Below are the records; pull every line that includes "data".

### MATERIAL
+-------+

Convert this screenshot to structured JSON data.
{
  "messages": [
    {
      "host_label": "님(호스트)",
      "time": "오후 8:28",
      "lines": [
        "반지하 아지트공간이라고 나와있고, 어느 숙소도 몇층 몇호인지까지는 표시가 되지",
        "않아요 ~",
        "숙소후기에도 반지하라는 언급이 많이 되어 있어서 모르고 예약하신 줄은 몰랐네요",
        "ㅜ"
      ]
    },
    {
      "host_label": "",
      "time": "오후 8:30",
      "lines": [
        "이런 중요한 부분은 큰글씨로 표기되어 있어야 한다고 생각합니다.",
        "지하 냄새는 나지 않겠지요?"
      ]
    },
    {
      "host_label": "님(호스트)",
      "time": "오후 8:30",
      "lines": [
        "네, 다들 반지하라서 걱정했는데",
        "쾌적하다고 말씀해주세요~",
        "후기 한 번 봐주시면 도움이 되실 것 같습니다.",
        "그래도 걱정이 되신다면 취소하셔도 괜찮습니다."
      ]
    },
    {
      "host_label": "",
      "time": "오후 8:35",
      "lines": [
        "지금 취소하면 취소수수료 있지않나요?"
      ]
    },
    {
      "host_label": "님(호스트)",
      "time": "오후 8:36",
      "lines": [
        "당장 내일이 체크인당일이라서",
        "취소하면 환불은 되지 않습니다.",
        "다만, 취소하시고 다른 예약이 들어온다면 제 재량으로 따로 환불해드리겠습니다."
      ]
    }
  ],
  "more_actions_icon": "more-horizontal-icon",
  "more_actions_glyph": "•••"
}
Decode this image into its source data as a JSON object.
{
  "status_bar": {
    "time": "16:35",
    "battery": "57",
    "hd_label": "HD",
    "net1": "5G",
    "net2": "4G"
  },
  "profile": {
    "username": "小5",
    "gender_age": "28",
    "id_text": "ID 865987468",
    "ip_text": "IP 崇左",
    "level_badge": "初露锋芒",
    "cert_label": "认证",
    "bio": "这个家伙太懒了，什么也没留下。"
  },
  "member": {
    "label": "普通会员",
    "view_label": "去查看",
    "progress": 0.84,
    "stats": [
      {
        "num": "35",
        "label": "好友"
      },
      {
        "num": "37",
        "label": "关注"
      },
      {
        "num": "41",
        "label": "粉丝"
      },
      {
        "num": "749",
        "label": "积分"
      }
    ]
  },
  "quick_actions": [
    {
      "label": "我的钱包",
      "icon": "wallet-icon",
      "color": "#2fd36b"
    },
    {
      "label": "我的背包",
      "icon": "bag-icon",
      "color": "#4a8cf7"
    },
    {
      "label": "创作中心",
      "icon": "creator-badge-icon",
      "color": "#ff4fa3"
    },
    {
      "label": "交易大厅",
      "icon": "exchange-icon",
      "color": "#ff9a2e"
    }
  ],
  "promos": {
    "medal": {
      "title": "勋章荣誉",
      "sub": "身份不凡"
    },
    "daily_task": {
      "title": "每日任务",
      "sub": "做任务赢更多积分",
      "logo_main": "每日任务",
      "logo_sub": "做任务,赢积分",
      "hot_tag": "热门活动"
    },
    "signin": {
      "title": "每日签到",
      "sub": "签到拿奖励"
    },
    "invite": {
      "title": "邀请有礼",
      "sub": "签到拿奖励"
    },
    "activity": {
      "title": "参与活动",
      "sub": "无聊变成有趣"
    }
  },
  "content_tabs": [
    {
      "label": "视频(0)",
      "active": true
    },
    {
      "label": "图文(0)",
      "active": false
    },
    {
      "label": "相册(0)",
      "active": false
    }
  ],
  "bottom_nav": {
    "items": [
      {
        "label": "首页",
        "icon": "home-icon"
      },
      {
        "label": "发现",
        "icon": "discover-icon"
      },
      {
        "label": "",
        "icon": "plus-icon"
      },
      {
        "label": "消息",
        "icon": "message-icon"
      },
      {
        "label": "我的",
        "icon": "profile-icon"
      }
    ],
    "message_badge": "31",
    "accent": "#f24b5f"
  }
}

+-------+

### COMPLETE RESPONSE
Convert this screenshot to structured JSON data.
Decode this image into its source data as a JSON object.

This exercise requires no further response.